#### [Record set]
::::
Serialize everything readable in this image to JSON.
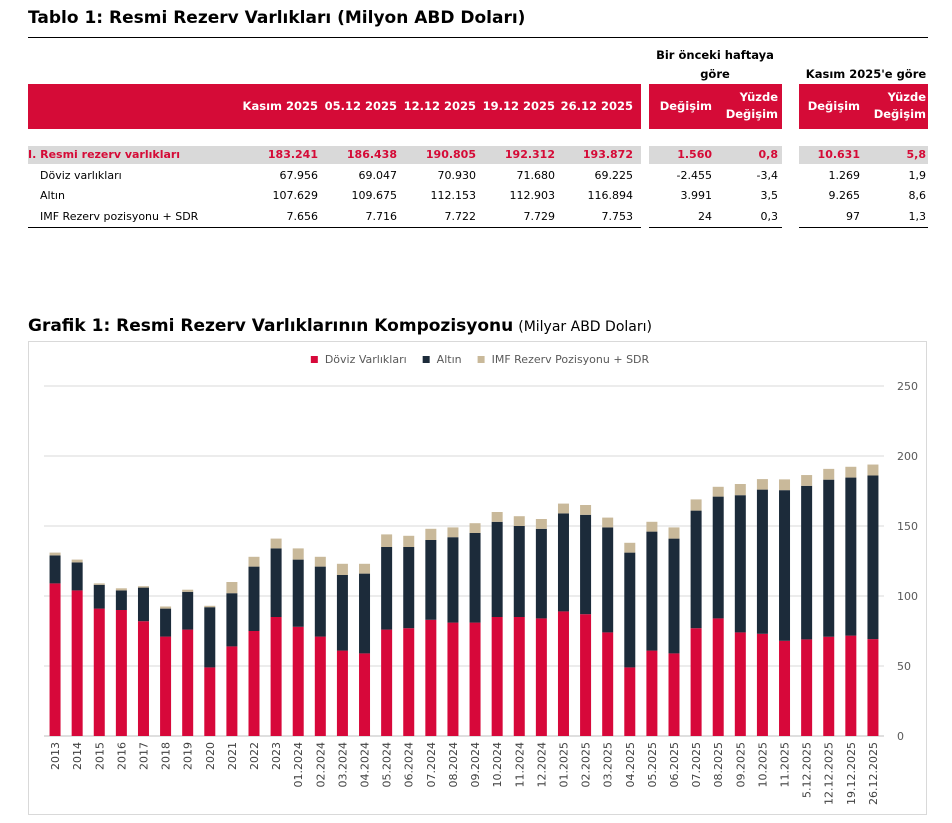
{
  "table": {
    "title": "Tablo 1: Resmi Rezerv Varlıkları (Milyon ABD Doları)",
    "group_headers": [
      "Bir önceki haftaya göre",
      "Kasım 2025'e göre"
    ],
    "columns": [
      "Kasım 2025",
      "05.12 2025",
      "12.12 2025",
      "19.12 2025",
      "26.12 2025",
      "Değişim",
      "Yüzde Değişim",
      "Değişim",
      "Yüzde Değişim"
    ],
    "rows": [
      {
        "label": "I. Resmi rezerv varlıkları",
        "cells": [
          "183.241",
          "186.438",
          "190.805",
          "192.312",
          "193.872",
          "1.560",
          "0,8",
          "10.631",
          "5,8"
        ]
      },
      {
        "label": "Döviz varlıkları",
        "cells": [
          "67.956",
          "69.047",
          "70.930",
          "71.680",
          "69.225",
          "-2.455",
          "-3,4",
          "1.269",
          "1,9"
        ]
      },
      {
        "label": "Altın",
        "cells": [
          "107.629",
          "109.675",
          "112.153",
          "112.903",
          "116.894",
          "3.991",
          "3,5",
          "9.265",
          "8,6"
        ]
      },
      {
        "label": "IMF Rezerv pozisyonu + SDR",
        "cells": [
          "7.656",
          "7.716",
          "7.722",
          "7.729",
          "7.753",
          "24",
          "0,3",
          "97",
          "1,3"
        ]
      }
    ]
  },
  "chart_data": {
    "type": "bar",
    "stacked": true,
    "grid": true,
    "title": "Grafik 1: Resmi Rezerv Varlıklarının Kompozisyonu",
    "subtitle": "(Milyar ABD Doları)",
    "categories": [
      "2013",
      "2014",
      "2015",
      "2016",
      "2017",
      "2018",
      "2019",
      "2020",
      "2021",
      "2022",
      "2023",
      "01.2024",
      "02.2024",
      "03.2024",
      "04.2024",
      "05.2024",
      "06.2024",
      "07.2024",
      "08.2024",
      "09.2024",
      "10.2024",
      "11.2024",
      "12.2024",
      "01.2025",
      "02.2025",
      "03.2025",
      "04.2025",
      "05.2025",
      "06.2025",
      "07.2025",
      "08.2025",
      "09.2025",
      "10.2025",
      "11.2025",
      "5.12.2025",
      "12.12.2025",
      "19.12.2025",
      "26.12.2025"
    ],
    "series": [
      {
        "name": "Döviz Varlıkları",
        "color": "#d7083a",
        "values": [
          109,
          104,
          91,
          90,
          82,
          71,
          76,
          49,
          64,
          75,
          85,
          78,
          71,
          61,
          59,
          76,
          77,
          83,
          81,
          81,
          85,
          85,
          84,
          89,
          87,
          74,
          49,
          61,
          59,
          77,
          84,
          74,
          73,
          68.0,
          69.0,
          70.9,
          71.7,
          69.2
        ]
      },
      {
        "name": "Altın",
        "color": "#1c2b3a",
        "values": [
          20,
          20,
          17,
          14,
          24,
          20,
          27,
          43,
          38,
          46,
          49,
          48,
          50,
          54,
          57,
          59,
          58,
          57,
          61,
          64,
          68,
          65,
          64,
          70,
          71,
          75,
          82,
          85,
          82,
          84,
          87,
          98,
          103,
          107.6,
          109.7,
          112.2,
          112.9,
          116.9
        ]
      },
      {
        "name": "IMF Rezerv Pozisyonu + SDR",
        "color": "#c9b99a",
        "values": [
          2,
          2,
          1,
          1.5,
          1,
          1.5,
          1.5,
          1,
          8,
          7,
          7,
          8,
          7,
          8,
          7,
          9,
          8,
          8,
          7,
          7,
          7,
          7,
          7,
          7,
          7,
          7,
          7,
          7,
          8,
          8,
          7,
          8,
          7.5,
          7.7,
          7.7,
          7.7,
          7.7,
          7.8
        ]
      }
    ],
    "ylim": [
      0,
      250
    ],
    "yticks": [
      0,
      50,
      100,
      150,
      200,
      250
    ]
  }
}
::::
#### [What you should do]
With the pictures omitted, reproduce the records in full and exactly.

#### [Solution to the problem]
Serialize everything readable in this image to JSON.
{
  "table": {
    "title": "Tablo 1: Resmi Rezerv Varlıkları (Milyon ABD Doları)",
    "group_headers": [
      "Bir önceki haftaya göre",
      "Kasım 2025'e göre"
    ],
    "columns": [
      "Kasım 2025",
      "05.12 2025",
      "12.12 2025",
      "19.12 2025",
      "26.12 2025",
      "Değişim",
      "Yüzde Değişim",
      "Değişim",
      "Yüzde Değişim"
    ],
    "rows": [
      {
        "label": "I. Resmi rezerv varlıkları",
        "cells": [
          "183.241",
          "186.438",
          "190.805",
          "192.312",
          "193.872",
          "1.560",
          "0,8",
          "10.631",
          "5,8"
        ]
      },
      {
        "label": "Döviz varlıkları",
        "cells": [
          "67.956",
          "69.047",
          "70.930",
          "71.680",
          "69.225",
          "-2.455",
          "-3,4",
          "1.269",
          "1,9"
        ]
      },
      {
        "label": "Altın",
        "cells": [
          "107.629",
          "109.675",
          "112.153",
          "112.903",
          "116.894",
          "3.991",
          "3,5",
          "9.265",
          "8,6"
        ]
      },
      {
        "label": "IMF Rezerv pozisyonu + SDR",
        "cells": [
          "7.656",
          "7.716",
          "7.722",
          "7.729",
          "7.753",
          "24",
          "0,3",
          "97",
          "1,3"
        ]
      }
    ]
  },
  "chart_data": {
    "type": "bar",
    "stacked": true,
    "grid": true,
    "title": "Grafik 1: Resmi Rezerv Varlıklarının Kompozisyonu",
    "subtitle": "(Milyar ABD Doları)",
    "categories": [
      "2013",
      "2014",
      "2015",
      "2016",
      "2017",
      "2018",
      "2019",
      "2020",
      "2021",
      "2022",
      "2023",
      "01.2024",
      "02.2024",
      "03.2024",
      "04.2024",
      "05.2024",
      "06.2024",
      "07.2024",
      "08.2024",
      "09.2024",
      "10.2024",
      "11.2024",
      "12.2024",
      "01.2025",
      "02.2025",
      "03.2025",
      "04.2025",
      "05.2025",
      "06.2025",
      "07.2025",
      "08.2025",
      "09.2025",
      "10.2025",
      "11.2025",
      "5.12.2025",
      "12.12.2025",
      "19.12.2025",
      "26.12.2025"
    ],
    "series": [
      {
        "name": "Döviz Varlıkları",
        "color": "#d7083a",
        "values": [
          109,
          104,
          91,
          90,
          82,
          71,
          76,
          49,
          64,
          75,
          85,
          78,
          71,
          61,
          59,
          76,
          77,
          83,
          81,
          81,
          85,
          85,
          84,
          89,
          87,
          74,
          49,
          61,
          59,
          77,
          84,
          74,
          73,
          68.0,
          69.0,
          70.9,
          71.7,
          69.2
        ]
      },
      {
        "name": "Altın",
        "color": "#1c2b3a",
        "values": [
          20,
          20,
          17,
          14,
          24,
          20,
          27,
          43,
          38,
          46,
          49,
          48,
          50,
          54,
          57,
          59,
          58,
          57,
          61,
          64,
          68,
          65,
          64,
          70,
          71,
          75,
          82,
          85,
          82,
          84,
          87,
          98,
          103,
          107.6,
          109.7,
          112.2,
          112.9,
          116.9
        ]
      },
      {
        "name": "IMF Rezerv Pozisyonu + SDR",
        "color": "#c9b99a",
        "values": [
          2,
          2,
          1,
          1.5,
          1,
          1.5,
          1.5,
          1,
          8,
          7,
          7,
          8,
          7,
          8,
          7,
          9,
          8,
          8,
          7,
          7,
          7,
          7,
          7,
          7,
          7,
          7,
          7,
          7,
          8,
          8,
          7,
          8,
          7.5,
          7.7,
          7.7,
          7.7,
          7.7,
          7.8
        ]
      }
    ],
    "ylim": [
      0,
      250
    ],
    "yticks": [
      0,
      50,
      100,
      150,
      200,
      250
    ]
  }
}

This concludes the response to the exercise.